## begin
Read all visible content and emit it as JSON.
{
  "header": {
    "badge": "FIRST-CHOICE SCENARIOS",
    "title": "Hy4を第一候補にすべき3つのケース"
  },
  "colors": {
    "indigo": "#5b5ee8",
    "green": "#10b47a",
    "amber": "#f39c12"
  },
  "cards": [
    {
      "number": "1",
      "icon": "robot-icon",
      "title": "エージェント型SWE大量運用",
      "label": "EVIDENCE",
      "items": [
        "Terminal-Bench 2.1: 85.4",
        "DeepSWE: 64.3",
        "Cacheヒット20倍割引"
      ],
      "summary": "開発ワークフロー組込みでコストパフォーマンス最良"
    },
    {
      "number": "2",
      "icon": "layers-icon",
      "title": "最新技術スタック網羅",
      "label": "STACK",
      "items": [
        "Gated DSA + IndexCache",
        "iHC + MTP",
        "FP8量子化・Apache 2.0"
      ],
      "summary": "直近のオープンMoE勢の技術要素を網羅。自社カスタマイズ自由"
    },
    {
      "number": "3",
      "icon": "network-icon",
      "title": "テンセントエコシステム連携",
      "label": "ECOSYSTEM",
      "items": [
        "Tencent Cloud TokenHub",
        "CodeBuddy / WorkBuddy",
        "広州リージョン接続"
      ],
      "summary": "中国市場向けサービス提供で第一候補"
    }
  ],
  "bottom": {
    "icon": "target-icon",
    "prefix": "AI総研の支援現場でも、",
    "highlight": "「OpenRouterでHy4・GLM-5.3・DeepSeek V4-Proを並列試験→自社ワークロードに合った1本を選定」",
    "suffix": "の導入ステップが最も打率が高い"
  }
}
## end
## begin
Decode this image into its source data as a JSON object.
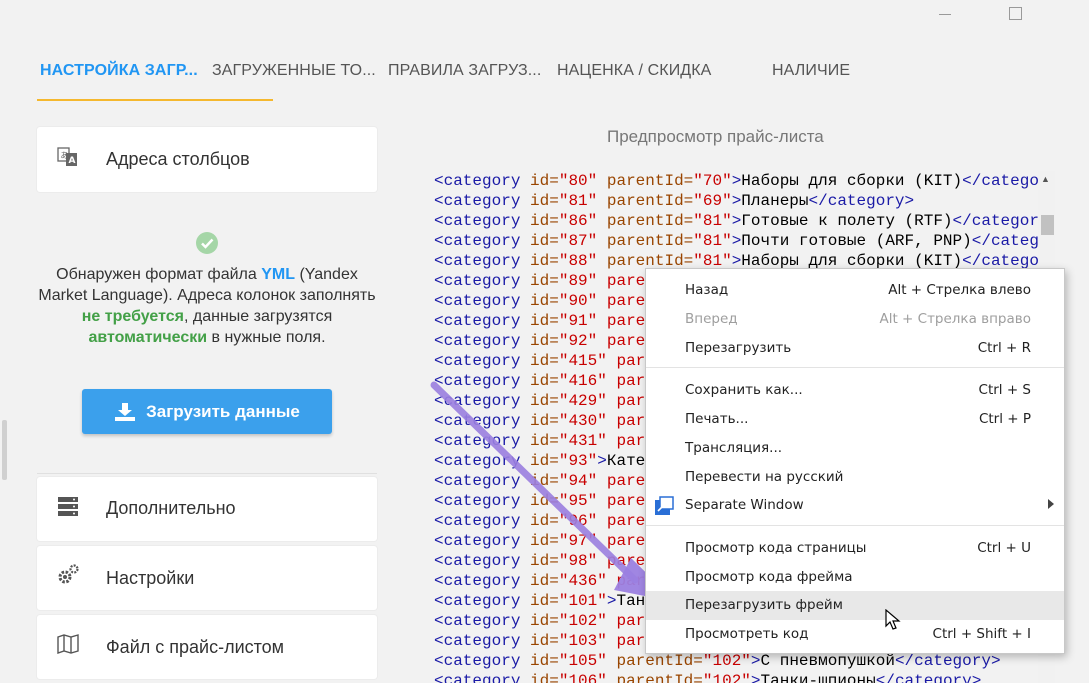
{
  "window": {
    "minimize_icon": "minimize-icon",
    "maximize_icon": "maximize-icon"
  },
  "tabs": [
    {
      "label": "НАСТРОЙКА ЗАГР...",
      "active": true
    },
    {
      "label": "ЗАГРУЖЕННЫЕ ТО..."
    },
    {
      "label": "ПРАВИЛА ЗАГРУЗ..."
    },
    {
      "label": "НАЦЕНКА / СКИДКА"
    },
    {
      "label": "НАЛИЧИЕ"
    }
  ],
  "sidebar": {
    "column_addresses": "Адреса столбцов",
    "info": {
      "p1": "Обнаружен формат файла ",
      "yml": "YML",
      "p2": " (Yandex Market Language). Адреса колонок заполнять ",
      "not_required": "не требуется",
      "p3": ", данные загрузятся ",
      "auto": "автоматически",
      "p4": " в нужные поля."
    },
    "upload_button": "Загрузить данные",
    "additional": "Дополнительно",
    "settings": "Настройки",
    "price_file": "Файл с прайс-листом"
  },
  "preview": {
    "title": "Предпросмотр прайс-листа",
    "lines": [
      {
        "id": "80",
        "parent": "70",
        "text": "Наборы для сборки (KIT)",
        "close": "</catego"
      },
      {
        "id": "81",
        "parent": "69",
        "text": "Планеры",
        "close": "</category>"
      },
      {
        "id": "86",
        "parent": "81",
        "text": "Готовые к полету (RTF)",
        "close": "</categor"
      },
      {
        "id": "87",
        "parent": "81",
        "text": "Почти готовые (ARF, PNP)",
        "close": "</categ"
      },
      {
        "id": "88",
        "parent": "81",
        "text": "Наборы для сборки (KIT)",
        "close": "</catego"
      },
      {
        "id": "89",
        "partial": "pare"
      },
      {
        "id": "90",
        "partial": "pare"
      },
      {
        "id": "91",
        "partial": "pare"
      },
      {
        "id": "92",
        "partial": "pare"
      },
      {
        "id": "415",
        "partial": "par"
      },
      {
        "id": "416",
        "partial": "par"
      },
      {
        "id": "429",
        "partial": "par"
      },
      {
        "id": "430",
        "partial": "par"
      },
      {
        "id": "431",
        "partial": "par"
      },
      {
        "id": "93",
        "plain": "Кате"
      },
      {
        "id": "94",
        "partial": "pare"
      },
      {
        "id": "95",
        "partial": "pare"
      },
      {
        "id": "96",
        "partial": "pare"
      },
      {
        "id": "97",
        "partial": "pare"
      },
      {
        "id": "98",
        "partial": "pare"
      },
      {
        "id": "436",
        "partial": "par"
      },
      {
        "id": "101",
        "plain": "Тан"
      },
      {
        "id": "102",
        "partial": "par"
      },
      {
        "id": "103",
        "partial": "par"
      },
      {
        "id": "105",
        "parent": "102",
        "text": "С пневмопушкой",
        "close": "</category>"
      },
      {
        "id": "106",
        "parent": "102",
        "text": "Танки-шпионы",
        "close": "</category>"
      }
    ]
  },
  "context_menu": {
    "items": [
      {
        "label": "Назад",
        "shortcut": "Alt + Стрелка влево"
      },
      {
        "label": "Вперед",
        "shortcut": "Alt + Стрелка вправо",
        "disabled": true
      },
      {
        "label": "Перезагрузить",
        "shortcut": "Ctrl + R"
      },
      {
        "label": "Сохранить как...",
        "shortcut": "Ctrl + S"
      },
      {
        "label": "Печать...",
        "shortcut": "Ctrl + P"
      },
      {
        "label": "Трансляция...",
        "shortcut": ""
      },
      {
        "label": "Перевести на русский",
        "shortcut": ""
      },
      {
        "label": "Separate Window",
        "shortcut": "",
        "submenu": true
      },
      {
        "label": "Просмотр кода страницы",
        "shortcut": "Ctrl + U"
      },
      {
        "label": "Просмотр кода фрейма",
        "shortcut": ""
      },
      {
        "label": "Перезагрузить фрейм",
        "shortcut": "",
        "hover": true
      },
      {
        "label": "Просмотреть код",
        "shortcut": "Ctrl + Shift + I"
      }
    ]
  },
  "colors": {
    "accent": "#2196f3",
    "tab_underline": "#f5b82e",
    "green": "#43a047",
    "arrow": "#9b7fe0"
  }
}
## end
• _What is asked_
Gather all lines with the string "прайс" from the data.

• _Correct result_
    "price_file": "Файл с прайс-листом"
    "title": "Предпросмотр прайс-листа",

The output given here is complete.